> TEXT BLOCK

§ §

Suspended in Sunlight

Healing is a Verb

Chicory the Bunny reaching down and helping Pizza the Dog

In Chicory: A Colorful Tale (A Colorful Tale for the rest of this, to help me distinguish the game from the character of Chicory), you play as (canonically named, anyway) Pizza: a janitor who becomes a Wielder of the Brush. The Brush is a magic paintbrush that literally brings color to the world. A Colorful Tale comes from a legacy of casual creators: tools, games, and interactive experiences that help a player express themselves creatively for the sheer joy of it. Being creative is its own reward in Kid Pix. Kids like to draw shit. Maybe once upon a time, we all liked to draw shit before we told ourselves some kinds of drawing were good, other kinds were bad, and for most of us, our drawings were bad.

A Colorful Tale is about making color and takes that compound verb and runs with it. You can color in the environments, props and cast. NPCs will ask you to burst out some creativity to tag a wall, or paint a sky. Certain NPCs recognize your art too, and are mostly approving. Pea will comment about the color density of any particular screen: she prefers a lot of different colors, which she recognizes as “details”. Certain NPCs will go to places you’ve colored and remark on it-- you can even get fan art from Peppermint. It’s delightful and relaxing to paint in A Colorful Tale: at least two hours of my runtime was just coloring in Dinners because life was tough that week.

Scribbling around in Chicory: A Colorful Tale

The game is seeped in that childlike sense of making color: a recorder is used as the principal instrument for the protagonist. If you were a certain kind of child, you had to get a recorder to make a sound for a grade in school. By that point in my life, I knew the sound was bad-- plastic’s a tough resonator. The recorder in my memory has a harsh, piercing sound, especially when paired with my beginner’s embrasure and breath control.

I played A Colorful Tale using a game pad because I confused it with Get in the Car, Loser! I started both games around the same time and for some reason, conflated GITCL’s recommendation to be played on a game pad with this one. This is important because all the puzzles are still solvable on a pad, but drawing is really goddamn hard with two sticks. And, unfortunately there are the times when you need to make Art, not just make color.

§ §

> WORK INSTRUCTIONS
- A) Please retype the passage of the Chicory essay between "Suspended in Sunlight" and "drawings were bad.", inclusive.
- B) Answer these questions from the Chicory essay:
(i) What is the protagonist's canonical name?
(ii) What does Pea call the many different colors she prefers on a screen?
(iii) Which instrument serves as the protagonist's principal instrument?

§ §

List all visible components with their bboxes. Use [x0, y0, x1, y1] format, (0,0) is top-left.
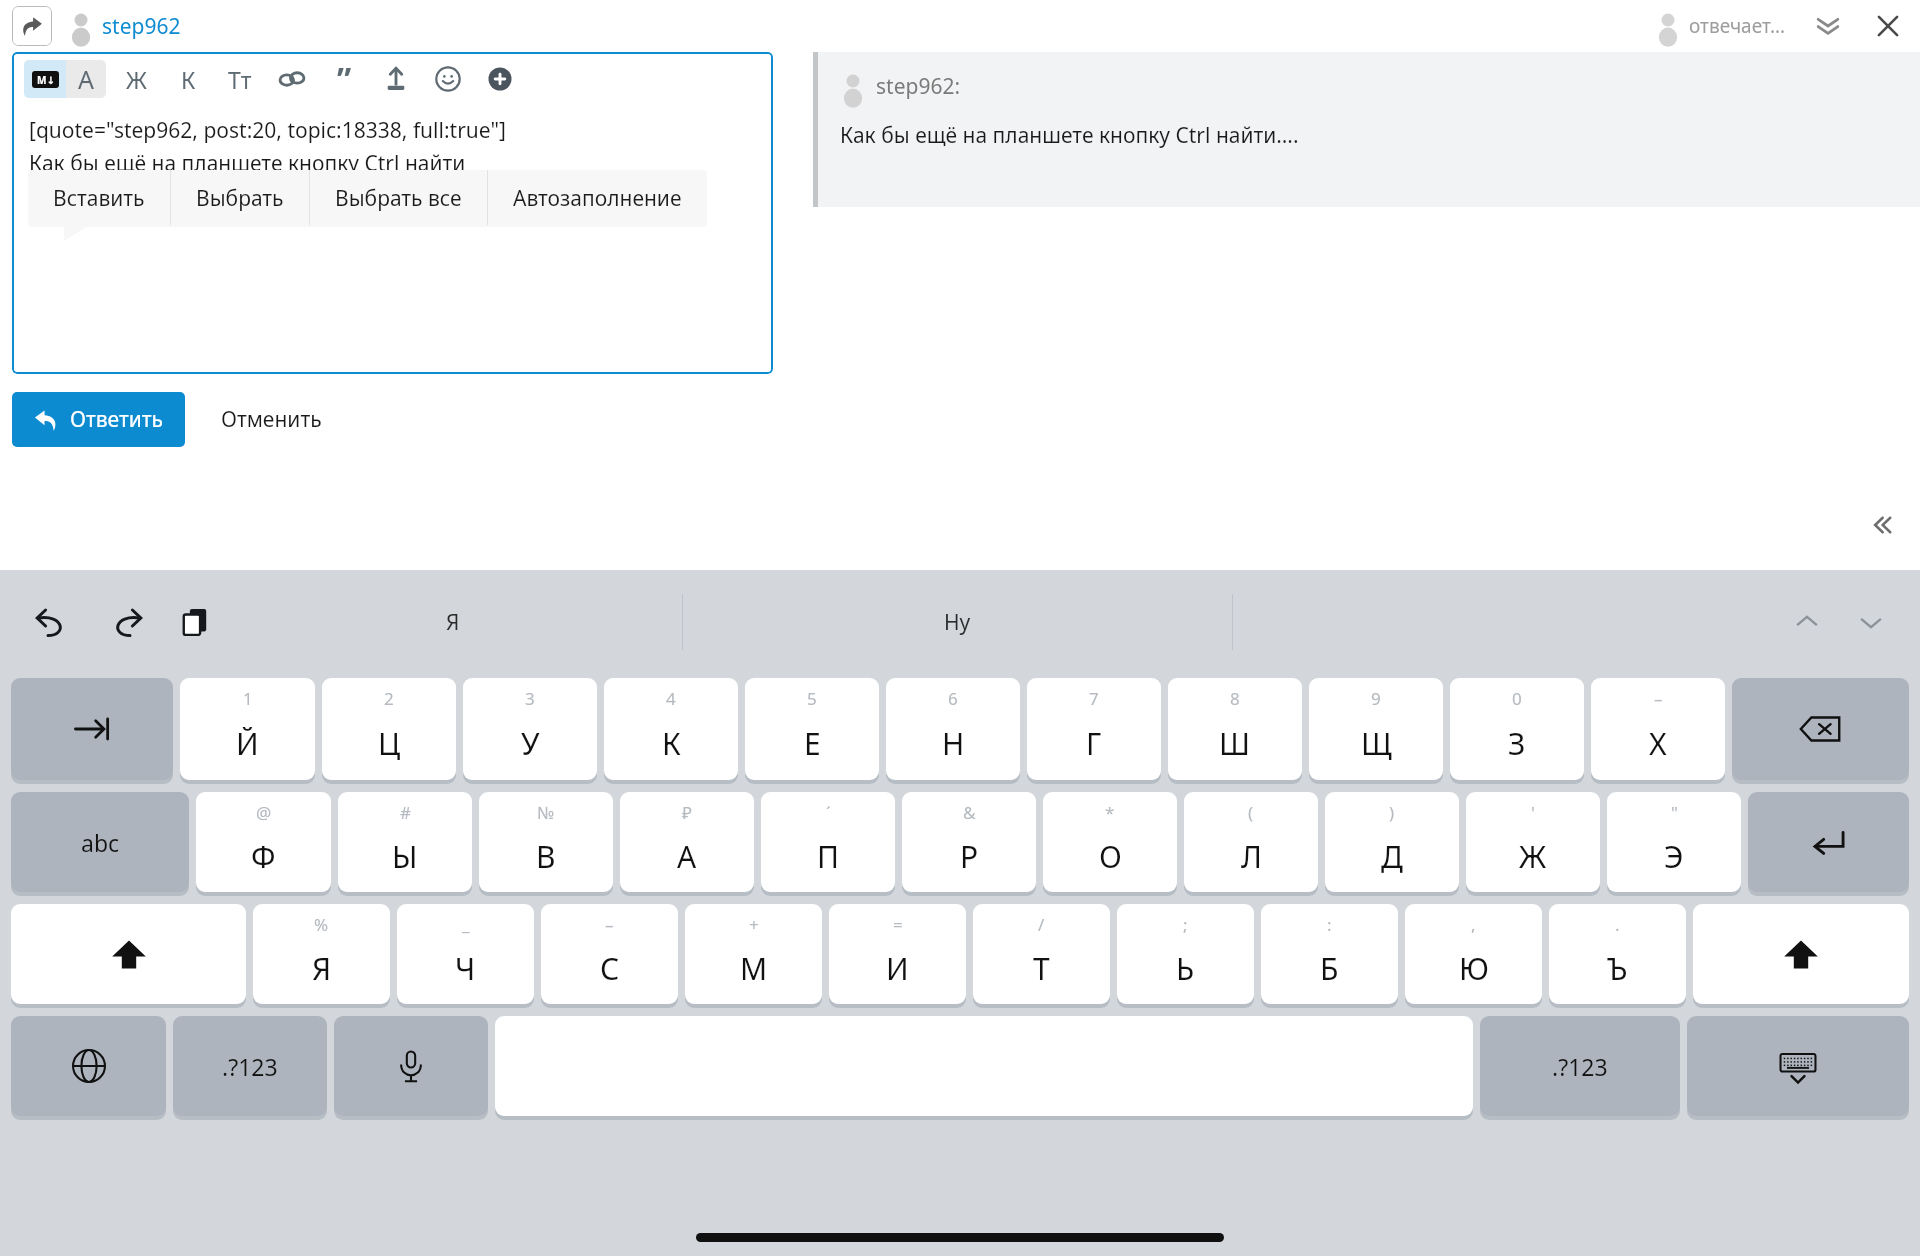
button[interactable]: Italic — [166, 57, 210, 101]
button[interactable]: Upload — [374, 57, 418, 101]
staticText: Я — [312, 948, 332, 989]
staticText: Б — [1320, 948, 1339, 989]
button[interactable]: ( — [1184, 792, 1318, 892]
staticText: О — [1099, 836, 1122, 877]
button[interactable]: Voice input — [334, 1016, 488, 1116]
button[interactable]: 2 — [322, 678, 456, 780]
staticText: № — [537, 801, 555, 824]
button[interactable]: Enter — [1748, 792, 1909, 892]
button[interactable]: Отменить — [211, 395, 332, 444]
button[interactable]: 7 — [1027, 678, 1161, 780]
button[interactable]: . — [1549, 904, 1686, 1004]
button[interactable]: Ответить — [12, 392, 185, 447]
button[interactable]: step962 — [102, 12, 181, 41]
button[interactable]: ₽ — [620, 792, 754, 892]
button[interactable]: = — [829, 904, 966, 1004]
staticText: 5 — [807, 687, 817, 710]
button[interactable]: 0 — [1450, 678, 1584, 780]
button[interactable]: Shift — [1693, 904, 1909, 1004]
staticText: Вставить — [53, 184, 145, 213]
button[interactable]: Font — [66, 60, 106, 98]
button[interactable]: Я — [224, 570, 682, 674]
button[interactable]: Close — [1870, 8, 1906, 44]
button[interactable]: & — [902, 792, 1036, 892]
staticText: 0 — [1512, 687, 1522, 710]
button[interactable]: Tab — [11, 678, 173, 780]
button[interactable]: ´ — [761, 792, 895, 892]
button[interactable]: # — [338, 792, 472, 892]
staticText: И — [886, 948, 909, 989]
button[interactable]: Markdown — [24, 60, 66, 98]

§ §

> FULL SOLUTIONS
- A)
Suspended in Sunlight

Healing is a Verb

Chicory the Bunny reaching down and helping Pizza the Dog

In Chicory: A Colorful Tale (A Colorful Tale for the rest of this, to help me distinguish the game from the character of Chicory), you play as (canonically named, anyway) Pizza: a janitor who becomes a Wielder of the Brush. The Brush is a magic paintbrush that literally brings color to the world. A Colorful Tale comes from a legacy of casual creators: tools, games, and interactive experiences that help a player express themselves creatively for the sheer joy of it. Being creative is its own reward in Kid Pix. Kids like to draw shit. Maybe once upon a time, we all liked to draw shit before we told ourselves some kinds of drawing were good, other kinds were bad, and for most of us, our drawings were bad.

- B)
(i) Pizza
(ii) "Details"
(iii) A recorder